• WRITTEN REQUEST: Copy out the lines that include the word "товара".

• Stored data entries:
##############################
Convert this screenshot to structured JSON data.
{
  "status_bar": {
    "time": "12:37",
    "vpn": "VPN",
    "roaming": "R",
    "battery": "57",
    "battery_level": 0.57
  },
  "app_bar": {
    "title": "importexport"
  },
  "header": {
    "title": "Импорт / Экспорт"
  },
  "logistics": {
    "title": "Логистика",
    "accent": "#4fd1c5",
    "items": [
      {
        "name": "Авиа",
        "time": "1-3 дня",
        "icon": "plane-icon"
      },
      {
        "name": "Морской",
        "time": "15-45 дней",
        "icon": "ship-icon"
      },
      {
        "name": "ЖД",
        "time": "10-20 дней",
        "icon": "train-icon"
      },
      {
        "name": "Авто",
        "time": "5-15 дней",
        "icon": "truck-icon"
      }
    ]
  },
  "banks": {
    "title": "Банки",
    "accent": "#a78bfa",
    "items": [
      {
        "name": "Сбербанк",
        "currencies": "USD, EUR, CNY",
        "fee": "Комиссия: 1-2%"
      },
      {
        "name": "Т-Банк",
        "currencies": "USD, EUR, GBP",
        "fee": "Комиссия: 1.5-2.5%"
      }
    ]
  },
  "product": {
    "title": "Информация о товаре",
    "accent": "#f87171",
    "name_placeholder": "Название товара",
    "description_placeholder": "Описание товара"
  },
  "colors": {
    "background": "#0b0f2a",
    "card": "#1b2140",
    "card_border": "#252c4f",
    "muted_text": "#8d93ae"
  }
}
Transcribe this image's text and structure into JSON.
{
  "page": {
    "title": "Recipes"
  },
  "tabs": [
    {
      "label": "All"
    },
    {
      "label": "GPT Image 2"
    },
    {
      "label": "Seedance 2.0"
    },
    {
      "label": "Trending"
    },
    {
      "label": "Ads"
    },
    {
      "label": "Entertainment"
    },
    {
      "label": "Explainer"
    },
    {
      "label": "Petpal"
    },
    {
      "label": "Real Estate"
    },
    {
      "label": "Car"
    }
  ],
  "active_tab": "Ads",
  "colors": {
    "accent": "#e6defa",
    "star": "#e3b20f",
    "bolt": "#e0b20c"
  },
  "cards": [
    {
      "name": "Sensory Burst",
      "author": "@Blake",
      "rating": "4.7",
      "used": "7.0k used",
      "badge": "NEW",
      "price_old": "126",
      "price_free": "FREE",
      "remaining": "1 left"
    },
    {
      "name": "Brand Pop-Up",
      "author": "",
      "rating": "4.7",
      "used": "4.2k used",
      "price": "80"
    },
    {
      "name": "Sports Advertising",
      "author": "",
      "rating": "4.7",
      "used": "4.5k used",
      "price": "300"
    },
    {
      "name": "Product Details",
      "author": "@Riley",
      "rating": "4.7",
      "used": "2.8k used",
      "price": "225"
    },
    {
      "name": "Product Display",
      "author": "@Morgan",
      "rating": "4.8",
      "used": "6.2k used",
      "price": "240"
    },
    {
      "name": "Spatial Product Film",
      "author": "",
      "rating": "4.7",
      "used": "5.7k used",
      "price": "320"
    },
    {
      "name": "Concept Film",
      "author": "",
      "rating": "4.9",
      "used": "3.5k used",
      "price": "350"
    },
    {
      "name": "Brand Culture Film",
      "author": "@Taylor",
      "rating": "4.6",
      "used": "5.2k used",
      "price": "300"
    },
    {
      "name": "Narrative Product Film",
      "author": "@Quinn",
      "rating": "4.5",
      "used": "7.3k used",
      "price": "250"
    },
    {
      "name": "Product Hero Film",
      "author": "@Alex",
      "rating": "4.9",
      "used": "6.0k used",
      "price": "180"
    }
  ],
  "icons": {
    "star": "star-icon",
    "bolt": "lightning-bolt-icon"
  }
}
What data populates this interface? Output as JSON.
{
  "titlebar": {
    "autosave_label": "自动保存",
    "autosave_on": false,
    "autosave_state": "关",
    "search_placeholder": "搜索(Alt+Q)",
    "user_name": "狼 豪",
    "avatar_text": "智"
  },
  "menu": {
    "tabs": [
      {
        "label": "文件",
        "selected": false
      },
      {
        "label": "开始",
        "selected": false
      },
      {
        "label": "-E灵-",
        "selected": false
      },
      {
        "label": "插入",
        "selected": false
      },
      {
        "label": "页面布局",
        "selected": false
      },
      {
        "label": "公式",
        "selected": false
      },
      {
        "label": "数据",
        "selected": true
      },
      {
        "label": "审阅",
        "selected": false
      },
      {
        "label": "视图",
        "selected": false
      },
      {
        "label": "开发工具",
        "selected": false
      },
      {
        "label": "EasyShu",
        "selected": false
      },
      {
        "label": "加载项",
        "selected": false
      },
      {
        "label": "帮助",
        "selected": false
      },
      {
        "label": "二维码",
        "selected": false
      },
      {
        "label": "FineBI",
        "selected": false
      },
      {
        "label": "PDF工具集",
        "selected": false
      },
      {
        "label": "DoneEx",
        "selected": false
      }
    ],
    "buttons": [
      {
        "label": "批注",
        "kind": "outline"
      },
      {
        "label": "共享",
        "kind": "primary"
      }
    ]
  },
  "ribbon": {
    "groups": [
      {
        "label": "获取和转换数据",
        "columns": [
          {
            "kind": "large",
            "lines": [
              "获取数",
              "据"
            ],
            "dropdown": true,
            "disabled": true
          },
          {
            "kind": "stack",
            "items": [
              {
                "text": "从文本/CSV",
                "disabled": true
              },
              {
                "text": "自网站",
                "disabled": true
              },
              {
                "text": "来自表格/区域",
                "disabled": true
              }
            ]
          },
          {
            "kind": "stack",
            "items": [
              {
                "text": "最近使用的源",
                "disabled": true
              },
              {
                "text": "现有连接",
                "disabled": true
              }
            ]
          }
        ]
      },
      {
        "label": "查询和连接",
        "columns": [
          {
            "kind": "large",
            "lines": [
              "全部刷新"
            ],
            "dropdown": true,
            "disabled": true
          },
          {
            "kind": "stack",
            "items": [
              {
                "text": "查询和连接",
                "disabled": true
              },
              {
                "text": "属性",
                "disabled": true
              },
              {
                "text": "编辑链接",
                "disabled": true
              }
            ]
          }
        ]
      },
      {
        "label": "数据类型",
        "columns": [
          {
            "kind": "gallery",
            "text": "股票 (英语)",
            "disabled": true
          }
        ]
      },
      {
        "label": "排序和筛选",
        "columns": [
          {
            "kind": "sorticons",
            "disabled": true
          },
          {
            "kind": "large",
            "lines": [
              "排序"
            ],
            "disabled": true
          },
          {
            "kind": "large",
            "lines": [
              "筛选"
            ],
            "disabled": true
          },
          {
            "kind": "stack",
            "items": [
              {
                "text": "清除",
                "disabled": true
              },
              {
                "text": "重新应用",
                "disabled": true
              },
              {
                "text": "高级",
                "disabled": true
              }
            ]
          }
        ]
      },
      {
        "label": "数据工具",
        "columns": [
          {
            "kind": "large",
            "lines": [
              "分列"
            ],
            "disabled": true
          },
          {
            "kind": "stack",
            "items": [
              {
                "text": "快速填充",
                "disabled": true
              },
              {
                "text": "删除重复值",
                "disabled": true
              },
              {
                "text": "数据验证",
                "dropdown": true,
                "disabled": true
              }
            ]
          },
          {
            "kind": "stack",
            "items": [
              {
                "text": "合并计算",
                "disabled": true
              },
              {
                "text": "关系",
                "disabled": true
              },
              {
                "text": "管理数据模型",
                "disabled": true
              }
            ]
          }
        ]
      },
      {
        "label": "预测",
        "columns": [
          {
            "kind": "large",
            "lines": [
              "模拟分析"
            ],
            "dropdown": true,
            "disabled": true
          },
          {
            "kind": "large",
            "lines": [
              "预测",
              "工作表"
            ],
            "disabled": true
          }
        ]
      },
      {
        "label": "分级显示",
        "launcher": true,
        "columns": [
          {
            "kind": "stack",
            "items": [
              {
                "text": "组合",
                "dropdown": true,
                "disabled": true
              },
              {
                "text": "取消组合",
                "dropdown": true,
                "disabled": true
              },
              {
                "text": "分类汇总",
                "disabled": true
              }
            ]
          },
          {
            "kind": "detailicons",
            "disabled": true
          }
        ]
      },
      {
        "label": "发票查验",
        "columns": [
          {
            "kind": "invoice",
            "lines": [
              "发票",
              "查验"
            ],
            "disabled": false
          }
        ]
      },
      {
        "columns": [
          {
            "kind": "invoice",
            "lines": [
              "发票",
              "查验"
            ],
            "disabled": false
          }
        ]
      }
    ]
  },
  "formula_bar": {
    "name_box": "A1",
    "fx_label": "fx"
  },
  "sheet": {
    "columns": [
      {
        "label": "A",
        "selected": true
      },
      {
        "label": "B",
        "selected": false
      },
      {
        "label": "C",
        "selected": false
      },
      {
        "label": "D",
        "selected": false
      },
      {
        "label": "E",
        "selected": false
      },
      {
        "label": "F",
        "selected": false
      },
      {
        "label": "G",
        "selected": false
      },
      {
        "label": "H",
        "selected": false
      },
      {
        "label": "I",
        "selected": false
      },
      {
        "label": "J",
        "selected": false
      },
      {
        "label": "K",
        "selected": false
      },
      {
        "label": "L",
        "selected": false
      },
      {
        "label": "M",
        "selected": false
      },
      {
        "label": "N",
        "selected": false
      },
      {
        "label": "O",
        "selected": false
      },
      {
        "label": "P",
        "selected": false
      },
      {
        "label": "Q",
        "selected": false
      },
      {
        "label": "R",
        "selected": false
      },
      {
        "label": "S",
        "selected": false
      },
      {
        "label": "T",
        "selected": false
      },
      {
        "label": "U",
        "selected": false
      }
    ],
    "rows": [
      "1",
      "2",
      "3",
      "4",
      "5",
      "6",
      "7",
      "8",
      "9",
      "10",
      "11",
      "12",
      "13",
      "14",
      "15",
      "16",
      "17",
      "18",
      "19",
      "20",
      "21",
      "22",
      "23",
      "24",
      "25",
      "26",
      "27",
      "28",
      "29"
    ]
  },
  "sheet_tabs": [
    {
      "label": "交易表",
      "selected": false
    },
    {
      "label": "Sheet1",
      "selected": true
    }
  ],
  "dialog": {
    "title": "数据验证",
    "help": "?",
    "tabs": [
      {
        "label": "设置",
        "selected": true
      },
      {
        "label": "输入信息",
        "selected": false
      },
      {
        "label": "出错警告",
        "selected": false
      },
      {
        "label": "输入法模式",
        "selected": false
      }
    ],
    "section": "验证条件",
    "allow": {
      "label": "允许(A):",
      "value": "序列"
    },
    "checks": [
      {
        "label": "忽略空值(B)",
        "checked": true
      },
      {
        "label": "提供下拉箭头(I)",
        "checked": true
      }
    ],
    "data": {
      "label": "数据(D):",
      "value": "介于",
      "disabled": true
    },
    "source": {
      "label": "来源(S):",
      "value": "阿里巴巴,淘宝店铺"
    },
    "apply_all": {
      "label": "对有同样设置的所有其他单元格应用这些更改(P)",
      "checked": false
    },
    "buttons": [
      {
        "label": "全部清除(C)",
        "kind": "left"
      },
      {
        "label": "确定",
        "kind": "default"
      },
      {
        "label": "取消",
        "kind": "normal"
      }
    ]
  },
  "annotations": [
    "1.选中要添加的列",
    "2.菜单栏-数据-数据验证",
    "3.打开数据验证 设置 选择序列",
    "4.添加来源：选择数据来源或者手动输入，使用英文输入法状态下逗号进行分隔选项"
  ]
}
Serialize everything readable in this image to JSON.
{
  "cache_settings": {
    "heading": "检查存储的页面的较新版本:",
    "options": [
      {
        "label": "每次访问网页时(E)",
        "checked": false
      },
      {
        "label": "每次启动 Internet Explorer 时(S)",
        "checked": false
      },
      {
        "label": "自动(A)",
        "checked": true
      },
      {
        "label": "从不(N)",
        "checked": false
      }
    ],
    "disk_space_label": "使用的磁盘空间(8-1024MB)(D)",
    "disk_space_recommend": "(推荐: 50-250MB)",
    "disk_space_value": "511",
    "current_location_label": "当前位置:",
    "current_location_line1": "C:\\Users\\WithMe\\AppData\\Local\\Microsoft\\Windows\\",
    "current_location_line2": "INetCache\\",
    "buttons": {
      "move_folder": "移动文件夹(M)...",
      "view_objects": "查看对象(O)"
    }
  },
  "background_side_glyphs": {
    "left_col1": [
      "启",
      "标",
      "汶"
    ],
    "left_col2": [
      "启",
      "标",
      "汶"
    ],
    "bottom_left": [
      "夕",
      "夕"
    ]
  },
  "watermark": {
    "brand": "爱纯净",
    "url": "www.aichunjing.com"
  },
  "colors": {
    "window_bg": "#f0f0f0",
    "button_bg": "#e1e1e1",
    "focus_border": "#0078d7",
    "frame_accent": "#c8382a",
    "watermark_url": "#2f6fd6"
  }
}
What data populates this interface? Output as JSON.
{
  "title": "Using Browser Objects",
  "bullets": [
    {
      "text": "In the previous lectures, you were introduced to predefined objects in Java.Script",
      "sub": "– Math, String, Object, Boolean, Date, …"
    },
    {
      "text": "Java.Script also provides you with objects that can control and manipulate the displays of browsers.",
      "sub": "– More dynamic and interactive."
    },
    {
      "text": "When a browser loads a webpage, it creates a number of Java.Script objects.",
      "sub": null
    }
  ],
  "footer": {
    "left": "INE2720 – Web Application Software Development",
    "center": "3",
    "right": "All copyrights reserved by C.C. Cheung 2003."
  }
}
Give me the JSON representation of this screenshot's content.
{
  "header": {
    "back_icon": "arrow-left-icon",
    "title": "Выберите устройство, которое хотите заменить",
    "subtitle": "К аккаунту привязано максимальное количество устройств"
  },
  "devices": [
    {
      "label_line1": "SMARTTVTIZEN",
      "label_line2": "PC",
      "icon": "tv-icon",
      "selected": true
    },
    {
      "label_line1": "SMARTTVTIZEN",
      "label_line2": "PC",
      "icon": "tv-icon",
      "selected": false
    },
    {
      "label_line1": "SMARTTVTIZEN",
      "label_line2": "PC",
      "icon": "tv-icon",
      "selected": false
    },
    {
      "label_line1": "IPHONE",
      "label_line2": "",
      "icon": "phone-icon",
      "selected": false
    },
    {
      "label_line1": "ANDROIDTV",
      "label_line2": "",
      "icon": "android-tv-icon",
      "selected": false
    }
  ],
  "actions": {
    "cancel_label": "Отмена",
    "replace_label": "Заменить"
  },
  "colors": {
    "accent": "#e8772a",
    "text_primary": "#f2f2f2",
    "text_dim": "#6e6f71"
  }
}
##############################
• THE OUTPUT:
    "name_placeholder": "Название товара",
    "description_placeholder": "Описание товара"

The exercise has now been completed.